__PROVIDED INFORMATION__.
□ □ □ □

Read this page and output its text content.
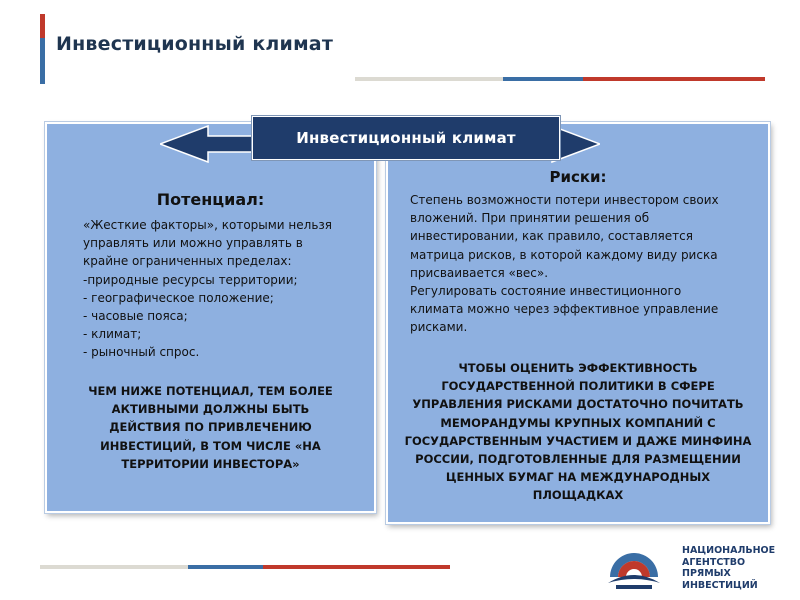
Инвестиционный климат
Потенциал:
«Жесткие факторы», которыми нельзя
управлять или можно управлять в
крайне ограниченных пределах:
-природные ресурсы территории;
- географическое положение;
- часовые пояса;
- климат;
- рыночный спрос.
ЧЕМ НИЖЕ ПОТЕНЦИАЛ, ТЕМ БОЛЕЕ АКТИВНЫМИ ДОЛЖНЫ БЫТЬ ДЕЙСТВИЯ ПО ПРИВЛЕЧЕНИЮ ИНВЕСТИЦИЙ, В ТОМ ЧИСЛЕ «НА ТЕРРИТОРИИ ИНВЕСТОРА»
Риски:
Степень возможности потери инвестором своих
вложений. При принятии решения об
инвестировании, как правило, составляется
матрица рисков, в которой каждому виду риска
присваивается «вес».
Регулировать состояние инвестиционного
климата можно через эффективное управление
рисками.
ЧТОБЫ ОЦЕНИТЬ ЭФФЕКТИВНОСТЬ ГОСУДАРСТВЕННОЙ ПОЛИТИКИ В СФЕРЕ УПРАВЛЕНИЯ РИСКАМИ ДОСТАТОЧНО ПОЧИТАТЬ МЕМОРАНДУМЫ КРУПНЫХ КОМПАНИЙ С ГОСУДАРСТВЕННЫМ УЧАСТИЕМ И ДАЖЕ МИНФИНА РОССИИ, ПОДГОТОВЛЕННЫЕ ДЛЯ РАЗМЕЩЕНИИ ЦЕННЫХ БУМАГ НА МЕЖДУНАРОДНЫХ ПЛОЩАДКАХ
Инвестиционный климат
НАЦИОНАЛЬНОЕ
АГЕНТСТВО
ПРЯМЫХ
ИНВЕСТИЦИЙ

□ □ □ □

__GIVEN TASK__. Search the entries for the word "ИНВЕСТИЦИЙ", then list each line that holds it.

__COMPLETE ANSWER__.
ЧЕМ НИЖЕ ПОТЕНЦИАЛ, ТЕМ БОЛЕЕ АКТИВНЫМИ ДОЛЖНЫ БЫТЬ ДЕЙСТВИЯ ПО ПРИВЛЕЧЕНИЮ ИНВЕСТИЦИЙ, В ТОМ ЧИСЛЕ «НА ТЕРРИТОРИИ ИНВЕСТОРА»
ИНВЕСТИЦИЙ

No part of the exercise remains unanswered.